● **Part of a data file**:
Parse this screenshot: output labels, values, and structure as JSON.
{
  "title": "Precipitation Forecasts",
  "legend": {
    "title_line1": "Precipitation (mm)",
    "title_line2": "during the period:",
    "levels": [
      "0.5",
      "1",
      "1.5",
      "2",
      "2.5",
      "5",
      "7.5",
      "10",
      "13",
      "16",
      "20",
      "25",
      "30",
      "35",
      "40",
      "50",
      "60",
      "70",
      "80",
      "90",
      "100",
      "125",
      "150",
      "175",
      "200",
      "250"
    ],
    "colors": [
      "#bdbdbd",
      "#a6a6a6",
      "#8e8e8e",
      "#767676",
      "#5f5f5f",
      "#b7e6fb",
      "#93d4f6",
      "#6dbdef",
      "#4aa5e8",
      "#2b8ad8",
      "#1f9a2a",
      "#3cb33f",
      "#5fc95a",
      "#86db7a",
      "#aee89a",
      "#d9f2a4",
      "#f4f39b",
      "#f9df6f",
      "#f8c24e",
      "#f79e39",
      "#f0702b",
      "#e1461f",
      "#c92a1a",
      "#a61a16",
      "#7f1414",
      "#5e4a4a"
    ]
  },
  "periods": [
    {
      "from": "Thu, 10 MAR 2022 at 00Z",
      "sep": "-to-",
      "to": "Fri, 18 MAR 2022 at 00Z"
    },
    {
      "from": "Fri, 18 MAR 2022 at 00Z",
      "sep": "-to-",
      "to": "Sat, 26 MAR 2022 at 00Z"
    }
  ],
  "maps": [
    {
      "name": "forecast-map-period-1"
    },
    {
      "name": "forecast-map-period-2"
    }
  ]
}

● **Task details**: Write the entries again, exactly as they stand.

● **Result of this task**:
Parse this screenshot: output labels, values, and structure as JSON.
{
  "title": "Precipitation Forecasts",
  "legend": {
    "title_line1": "Precipitation (mm)",
    "title_line2": "during the period:",
    "levels": [
      "0.5",
      "1",
      "1.5",
      "2",
      "2.5",
      "5",
      "7.5",
      "10",
      "13",
      "16",
      "20",
      "25",
      "30",
      "35",
      "40",
      "50",
      "60",
      "70",
      "80",
      "90",
      "100",
      "125",
      "150",
      "175",
      "200",
      "250"
    ],
    "colors": [
      "#bdbdbd",
      "#a6a6a6",
      "#8e8e8e",
      "#767676",
      "#5f5f5f",
      "#b7e6fb",
      "#93d4f6",
      "#6dbdef",
      "#4aa5e8",
      "#2b8ad8",
      "#1f9a2a",
      "#3cb33f",
      "#5fc95a",
      "#86db7a",
      "#aee89a",
      "#d9f2a4",
      "#f4f39b",
      "#f9df6f",
      "#f8c24e",
      "#f79e39",
      "#f0702b",
      "#e1461f",
      "#c92a1a",
      "#a61a16",
      "#7f1414",
      "#5e4a4a"
    ]
  },
  "periods": [
    {
      "from": "Thu, 10 MAR 2022 at 00Z",
      "sep": "-to-",
      "to": "Fri, 18 MAR 2022 at 00Z"
    },
    {
      "from": "Fri, 18 MAR 2022 at 00Z",
      "sep": "-to-",
      "to": "Sat, 26 MAR 2022 at 00Z"
    }
  ],
  "maps": [
    {
      "name": "forecast-map-period-1"
    },
    {
      "name": "forecast-map-period-2"
    }
  ]
}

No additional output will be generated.